TASK TO COMPLETE
Go through the material below and please tally the lines that hold the word "reisdoel"; the number alone is the answer.

>>>

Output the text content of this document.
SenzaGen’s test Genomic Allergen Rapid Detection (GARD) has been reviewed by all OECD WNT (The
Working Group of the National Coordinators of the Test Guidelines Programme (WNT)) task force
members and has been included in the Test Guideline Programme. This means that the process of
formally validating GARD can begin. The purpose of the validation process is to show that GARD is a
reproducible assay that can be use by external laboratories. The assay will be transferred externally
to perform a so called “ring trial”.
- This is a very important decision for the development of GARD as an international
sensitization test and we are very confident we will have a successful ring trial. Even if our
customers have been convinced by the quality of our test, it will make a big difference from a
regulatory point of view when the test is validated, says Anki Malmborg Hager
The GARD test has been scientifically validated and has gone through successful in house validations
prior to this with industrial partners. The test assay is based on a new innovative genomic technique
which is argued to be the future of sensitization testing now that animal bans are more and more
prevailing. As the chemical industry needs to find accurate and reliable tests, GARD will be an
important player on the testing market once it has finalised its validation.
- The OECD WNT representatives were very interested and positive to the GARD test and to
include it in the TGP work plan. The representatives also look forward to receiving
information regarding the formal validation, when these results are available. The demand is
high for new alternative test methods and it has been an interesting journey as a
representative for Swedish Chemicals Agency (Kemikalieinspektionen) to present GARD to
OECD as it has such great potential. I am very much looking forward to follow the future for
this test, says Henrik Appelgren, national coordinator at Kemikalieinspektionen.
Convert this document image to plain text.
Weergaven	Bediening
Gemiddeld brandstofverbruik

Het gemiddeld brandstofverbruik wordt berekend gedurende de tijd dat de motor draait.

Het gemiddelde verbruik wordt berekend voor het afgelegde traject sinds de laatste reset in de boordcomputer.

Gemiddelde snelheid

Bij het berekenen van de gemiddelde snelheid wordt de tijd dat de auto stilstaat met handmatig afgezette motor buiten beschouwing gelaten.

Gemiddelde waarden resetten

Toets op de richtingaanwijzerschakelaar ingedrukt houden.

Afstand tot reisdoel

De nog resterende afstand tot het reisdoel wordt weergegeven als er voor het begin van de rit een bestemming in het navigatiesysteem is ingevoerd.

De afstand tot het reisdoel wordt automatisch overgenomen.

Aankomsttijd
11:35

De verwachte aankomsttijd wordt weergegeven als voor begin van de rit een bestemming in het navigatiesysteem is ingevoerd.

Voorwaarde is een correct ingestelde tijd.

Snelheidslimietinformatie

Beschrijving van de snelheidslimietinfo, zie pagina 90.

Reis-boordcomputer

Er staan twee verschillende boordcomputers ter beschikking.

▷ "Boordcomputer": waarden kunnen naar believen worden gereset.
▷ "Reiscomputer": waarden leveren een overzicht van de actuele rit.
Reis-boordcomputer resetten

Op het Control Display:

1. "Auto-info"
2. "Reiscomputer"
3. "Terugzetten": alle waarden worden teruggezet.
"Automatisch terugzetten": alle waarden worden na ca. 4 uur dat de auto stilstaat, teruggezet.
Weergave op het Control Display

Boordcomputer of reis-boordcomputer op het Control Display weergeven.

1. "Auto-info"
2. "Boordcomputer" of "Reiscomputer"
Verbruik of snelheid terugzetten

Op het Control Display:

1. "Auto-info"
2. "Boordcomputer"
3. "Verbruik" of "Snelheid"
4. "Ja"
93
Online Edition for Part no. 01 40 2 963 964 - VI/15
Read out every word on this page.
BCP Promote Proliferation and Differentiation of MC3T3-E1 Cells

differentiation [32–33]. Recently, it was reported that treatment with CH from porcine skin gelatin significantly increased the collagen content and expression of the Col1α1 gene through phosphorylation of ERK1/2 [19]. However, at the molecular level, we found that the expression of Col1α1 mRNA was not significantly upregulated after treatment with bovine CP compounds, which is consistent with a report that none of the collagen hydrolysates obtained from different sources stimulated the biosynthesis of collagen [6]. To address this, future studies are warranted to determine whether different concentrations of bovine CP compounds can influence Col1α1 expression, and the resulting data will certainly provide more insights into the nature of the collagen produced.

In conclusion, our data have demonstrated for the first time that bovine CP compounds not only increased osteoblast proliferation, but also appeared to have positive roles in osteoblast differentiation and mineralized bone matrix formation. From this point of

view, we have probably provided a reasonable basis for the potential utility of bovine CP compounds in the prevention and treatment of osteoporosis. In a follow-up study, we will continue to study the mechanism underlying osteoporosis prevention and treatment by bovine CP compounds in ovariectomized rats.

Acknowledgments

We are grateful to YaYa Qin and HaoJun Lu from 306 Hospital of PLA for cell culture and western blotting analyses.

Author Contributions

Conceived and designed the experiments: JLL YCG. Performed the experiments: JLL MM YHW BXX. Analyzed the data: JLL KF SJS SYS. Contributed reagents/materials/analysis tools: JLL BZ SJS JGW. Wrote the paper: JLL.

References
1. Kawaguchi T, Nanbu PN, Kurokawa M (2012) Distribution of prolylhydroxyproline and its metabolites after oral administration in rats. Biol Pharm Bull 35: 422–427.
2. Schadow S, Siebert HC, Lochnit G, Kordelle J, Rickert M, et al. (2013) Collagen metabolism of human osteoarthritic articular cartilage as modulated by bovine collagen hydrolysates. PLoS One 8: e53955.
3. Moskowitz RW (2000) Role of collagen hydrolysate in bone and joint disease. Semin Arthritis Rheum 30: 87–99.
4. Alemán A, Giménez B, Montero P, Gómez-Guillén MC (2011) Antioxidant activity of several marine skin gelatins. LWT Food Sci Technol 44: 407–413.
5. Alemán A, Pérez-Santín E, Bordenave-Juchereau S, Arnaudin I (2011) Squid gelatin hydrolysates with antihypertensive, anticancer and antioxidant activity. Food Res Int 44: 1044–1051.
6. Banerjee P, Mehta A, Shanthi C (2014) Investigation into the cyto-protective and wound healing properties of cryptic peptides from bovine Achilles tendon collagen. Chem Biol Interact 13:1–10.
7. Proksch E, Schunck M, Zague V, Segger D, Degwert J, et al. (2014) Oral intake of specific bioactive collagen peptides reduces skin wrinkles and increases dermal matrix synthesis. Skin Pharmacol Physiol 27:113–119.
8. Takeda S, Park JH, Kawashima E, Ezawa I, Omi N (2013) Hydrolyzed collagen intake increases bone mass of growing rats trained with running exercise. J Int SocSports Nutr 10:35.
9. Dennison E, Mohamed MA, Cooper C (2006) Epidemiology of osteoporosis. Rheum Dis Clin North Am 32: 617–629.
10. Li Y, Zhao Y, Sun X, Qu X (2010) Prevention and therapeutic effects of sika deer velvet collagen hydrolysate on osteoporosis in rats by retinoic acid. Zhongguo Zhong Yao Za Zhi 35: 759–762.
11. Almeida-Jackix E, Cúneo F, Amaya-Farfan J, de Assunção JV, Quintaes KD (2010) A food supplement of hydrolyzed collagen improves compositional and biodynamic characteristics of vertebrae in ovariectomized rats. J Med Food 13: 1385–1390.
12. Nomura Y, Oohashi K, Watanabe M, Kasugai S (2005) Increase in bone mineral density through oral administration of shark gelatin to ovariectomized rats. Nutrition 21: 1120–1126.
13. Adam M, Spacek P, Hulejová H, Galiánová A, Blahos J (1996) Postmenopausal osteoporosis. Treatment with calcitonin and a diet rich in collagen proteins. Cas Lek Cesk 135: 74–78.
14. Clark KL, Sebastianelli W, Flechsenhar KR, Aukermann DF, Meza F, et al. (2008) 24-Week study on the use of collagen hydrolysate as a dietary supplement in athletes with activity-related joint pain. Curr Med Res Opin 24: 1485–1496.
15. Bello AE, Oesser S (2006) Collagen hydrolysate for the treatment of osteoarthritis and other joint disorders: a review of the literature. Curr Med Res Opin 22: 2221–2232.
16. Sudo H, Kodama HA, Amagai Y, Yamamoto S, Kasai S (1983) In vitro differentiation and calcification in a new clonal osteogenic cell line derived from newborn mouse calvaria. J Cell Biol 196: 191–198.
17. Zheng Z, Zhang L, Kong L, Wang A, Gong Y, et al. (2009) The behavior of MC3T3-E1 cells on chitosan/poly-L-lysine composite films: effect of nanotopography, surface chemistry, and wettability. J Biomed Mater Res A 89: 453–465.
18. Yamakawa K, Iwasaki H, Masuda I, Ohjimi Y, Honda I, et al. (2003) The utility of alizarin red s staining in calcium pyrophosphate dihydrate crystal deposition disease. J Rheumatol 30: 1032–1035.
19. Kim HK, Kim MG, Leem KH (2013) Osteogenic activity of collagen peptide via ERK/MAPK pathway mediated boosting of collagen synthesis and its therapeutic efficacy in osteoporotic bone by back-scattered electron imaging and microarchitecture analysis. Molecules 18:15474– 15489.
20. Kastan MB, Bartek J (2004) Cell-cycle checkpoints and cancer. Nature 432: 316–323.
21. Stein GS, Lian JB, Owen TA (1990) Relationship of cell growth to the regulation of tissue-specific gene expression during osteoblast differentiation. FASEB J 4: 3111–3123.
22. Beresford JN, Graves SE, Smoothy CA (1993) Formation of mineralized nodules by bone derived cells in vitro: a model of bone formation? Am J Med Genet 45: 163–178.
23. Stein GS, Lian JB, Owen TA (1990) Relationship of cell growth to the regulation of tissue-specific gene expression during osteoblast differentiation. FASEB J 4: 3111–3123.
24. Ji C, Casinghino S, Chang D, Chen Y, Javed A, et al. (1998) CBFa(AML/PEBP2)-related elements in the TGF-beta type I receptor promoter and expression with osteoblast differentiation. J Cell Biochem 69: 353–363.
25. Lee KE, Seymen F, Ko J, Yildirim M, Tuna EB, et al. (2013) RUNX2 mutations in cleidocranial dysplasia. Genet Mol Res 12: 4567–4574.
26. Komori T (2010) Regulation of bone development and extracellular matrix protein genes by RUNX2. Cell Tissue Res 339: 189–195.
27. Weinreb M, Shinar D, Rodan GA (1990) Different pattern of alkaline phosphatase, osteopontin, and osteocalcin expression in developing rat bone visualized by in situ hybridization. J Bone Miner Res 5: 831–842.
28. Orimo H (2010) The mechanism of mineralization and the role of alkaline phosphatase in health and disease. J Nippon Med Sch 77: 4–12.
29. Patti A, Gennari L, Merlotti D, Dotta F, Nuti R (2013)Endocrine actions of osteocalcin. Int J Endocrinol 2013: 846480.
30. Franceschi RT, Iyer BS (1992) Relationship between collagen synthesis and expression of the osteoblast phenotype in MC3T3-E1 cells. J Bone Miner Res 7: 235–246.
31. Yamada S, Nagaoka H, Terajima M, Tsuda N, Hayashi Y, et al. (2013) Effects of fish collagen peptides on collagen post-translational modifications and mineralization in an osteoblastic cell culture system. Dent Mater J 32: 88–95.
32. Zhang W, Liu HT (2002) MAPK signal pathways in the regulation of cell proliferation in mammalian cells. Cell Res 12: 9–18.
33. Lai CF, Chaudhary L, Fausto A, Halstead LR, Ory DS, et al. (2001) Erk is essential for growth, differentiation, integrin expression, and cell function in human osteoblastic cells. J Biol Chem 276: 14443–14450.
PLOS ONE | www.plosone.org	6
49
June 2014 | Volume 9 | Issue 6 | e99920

<<<

THE COMPLETED TASK
3